> WHAT TO DO
Below are some entries. Output each one exactly as it appears.

> SOURCE DATA
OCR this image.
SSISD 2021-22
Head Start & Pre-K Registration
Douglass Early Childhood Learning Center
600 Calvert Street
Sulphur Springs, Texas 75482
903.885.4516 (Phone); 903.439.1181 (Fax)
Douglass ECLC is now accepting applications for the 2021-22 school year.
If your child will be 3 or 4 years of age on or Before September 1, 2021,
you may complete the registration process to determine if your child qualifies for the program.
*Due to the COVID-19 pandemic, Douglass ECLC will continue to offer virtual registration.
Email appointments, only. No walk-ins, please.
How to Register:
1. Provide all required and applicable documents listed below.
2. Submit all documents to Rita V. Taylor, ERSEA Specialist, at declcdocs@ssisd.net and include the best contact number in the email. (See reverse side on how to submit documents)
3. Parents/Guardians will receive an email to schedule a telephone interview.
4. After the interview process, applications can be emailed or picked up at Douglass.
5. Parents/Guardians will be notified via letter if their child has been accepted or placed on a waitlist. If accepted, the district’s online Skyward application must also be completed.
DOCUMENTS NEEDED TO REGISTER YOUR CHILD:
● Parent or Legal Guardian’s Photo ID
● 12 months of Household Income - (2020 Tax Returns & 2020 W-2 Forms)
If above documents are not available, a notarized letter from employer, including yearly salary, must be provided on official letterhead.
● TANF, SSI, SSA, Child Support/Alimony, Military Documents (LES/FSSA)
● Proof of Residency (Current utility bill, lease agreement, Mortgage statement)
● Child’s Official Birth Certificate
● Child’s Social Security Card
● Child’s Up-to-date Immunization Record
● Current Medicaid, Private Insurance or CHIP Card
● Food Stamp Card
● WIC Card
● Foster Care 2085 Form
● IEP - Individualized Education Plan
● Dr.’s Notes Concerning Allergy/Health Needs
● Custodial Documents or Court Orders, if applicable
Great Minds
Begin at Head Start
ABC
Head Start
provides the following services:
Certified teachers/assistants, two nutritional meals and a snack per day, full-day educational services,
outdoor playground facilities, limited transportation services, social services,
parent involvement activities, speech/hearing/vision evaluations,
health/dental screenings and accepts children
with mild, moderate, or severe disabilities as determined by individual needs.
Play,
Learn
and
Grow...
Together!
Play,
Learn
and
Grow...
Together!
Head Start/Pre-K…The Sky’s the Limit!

> TASK SOLUTION
OCR this image.
SSISD 2021-22
Head Start & Pre-K Registration
Douglass Early Childhood Learning Center
600 Calvert Street
Sulphur Springs, Texas 75482
903.885.4516 (Phone); 903.439.1181 (Fax)
Douglass ECLC is now accepting applications for the 2021-22 school year.
If your child will be 3 or 4 years of age on or Before September 1, 2021,
you may complete the registration process to determine if your child qualifies for the program.
*Due to the COVID-19 pandemic, Douglass ECLC will continue to offer virtual registration.
Email appointments, only. No walk-ins, please.
How to Register:
1. Provide all required and applicable documents listed below.
2. Submit all documents to Rita V. Taylor, ERSEA Specialist, at declcdocs@ssisd.net and include the best contact number in the email. (See reverse side on how to submit documents)
3. Parents/Guardians will receive an email to schedule a telephone interview.
4. After the interview process, applications can be emailed or picked up at Douglass.
5. Parents/Guardians will be notified via letter if their child has been accepted or placed on a waitlist. If accepted, the district’s online Skyward application must also be completed.
DOCUMENTS NEEDED TO REGISTER YOUR CHILD:
● Parent or Legal Guardian’s Photo ID
● 12 months of Household Income - (2020 Tax Returns & 2020 W-2 Forms)
If above documents are not available, a notarized letter from employer, including yearly salary, must be provided on official letterhead.
● TANF, SSI, SSA, Child Support/Alimony, Military Documents (LES/FSSA)
● Proof of Residency (Current utility bill, lease agreement, Mortgage statement)
● Child’s Official Birth Certificate
● Child’s Social Security Card
● Child’s Up-to-date Immunization Record
● Current Medicaid, Private Insurance or CHIP Card
● Food Stamp Card
● WIC Card
● Foster Care 2085 Form
● IEP - Individualized Education Plan
● Dr.’s Notes Concerning Allergy/Health Needs
● Custodial Documents or Court Orders, if applicable
Great Minds
Begin at Head Start
ABC
Head Start
provides the following services:
Certified teachers/assistants, two nutritional meals and a snack per day, full-day educational services,
outdoor playground facilities, limited transportation services, social services,
parent involvement activities, speech/hearing/vision evaluations,
health/dental screenings and accepts children
with mild, moderate, or severe disabilities as determined by individual needs.
Play,
Learn
and
Grow...
Together!
Play,
Learn
and
Grow...
Together!
Head Start/Pre-K…The Sky’s the Limit!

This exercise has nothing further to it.